### STORED RECORDS

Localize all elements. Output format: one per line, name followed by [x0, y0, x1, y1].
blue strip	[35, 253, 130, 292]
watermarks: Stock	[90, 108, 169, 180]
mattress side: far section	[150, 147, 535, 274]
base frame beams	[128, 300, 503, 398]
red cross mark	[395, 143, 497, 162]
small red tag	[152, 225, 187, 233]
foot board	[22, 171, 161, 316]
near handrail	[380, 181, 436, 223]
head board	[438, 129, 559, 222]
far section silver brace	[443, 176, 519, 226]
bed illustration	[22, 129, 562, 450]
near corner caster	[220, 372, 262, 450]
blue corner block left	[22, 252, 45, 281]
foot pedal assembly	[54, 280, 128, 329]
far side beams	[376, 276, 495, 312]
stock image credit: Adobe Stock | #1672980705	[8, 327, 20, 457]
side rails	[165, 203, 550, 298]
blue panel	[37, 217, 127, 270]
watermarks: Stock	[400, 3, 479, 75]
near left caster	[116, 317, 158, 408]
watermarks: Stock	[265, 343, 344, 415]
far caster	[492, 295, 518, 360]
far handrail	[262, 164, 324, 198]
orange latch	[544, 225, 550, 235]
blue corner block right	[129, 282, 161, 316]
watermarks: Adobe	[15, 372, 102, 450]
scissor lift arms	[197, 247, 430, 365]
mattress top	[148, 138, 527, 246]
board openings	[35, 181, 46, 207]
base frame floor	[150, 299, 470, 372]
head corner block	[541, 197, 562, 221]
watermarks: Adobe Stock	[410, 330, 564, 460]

### YOUR TASK
Copy out every line of the rows above without changing anything.

### OUTPUT FOR THIS TASK
Localize all elements. Output format: one per line, name followed by [x0, y0, x1, y1].
blue strip	[35, 253, 130, 292]
watermarks: Stock	[90, 108, 169, 180]
mattress side: far section	[150, 147, 535, 274]
base frame beams	[128, 300, 503, 398]
red cross mark	[395, 143, 497, 162]
small red tag	[152, 225, 187, 233]
foot board	[22, 171, 161, 316]
near handrail	[380, 181, 436, 223]
head board	[438, 129, 559, 222]
far section silver brace	[443, 176, 519, 226]
bed illustration	[22, 129, 562, 450]
near corner caster	[220, 372, 262, 450]
blue corner block left	[22, 252, 45, 281]
foot pedal assembly	[54, 280, 128, 329]
far side beams	[376, 276, 495, 312]
stock image credit: Adobe Stock | #1672980705	[8, 327, 20, 457]
side rails	[165, 203, 550, 298]
blue panel	[37, 217, 127, 270]
watermarks: Stock	[400, 3, 479, 75]
near left caster	[116, 317, 158, 408]
watermarks: Stock	[265, 343, 344, 415]
far caster	[492, 295, 518, 360]
far handrail	[262, 164, 324, 198]
orange latch	[544, 225, 550, 235]
blue corner block right	[129, 282, 161, 316]
watermarks: Adobe	[15, 372, 102, 450]
scissor lift arms	[197, 247, 430, 365]
mattress top	[148, 138, 527, 246]
board openings	[35, 181, 46, 207]
base frame floor	[150, 299, 470, 372]
head corner block	[541, 197, 562, 221]
watermarks: Adobe Stock	[410, 330, 564, 460]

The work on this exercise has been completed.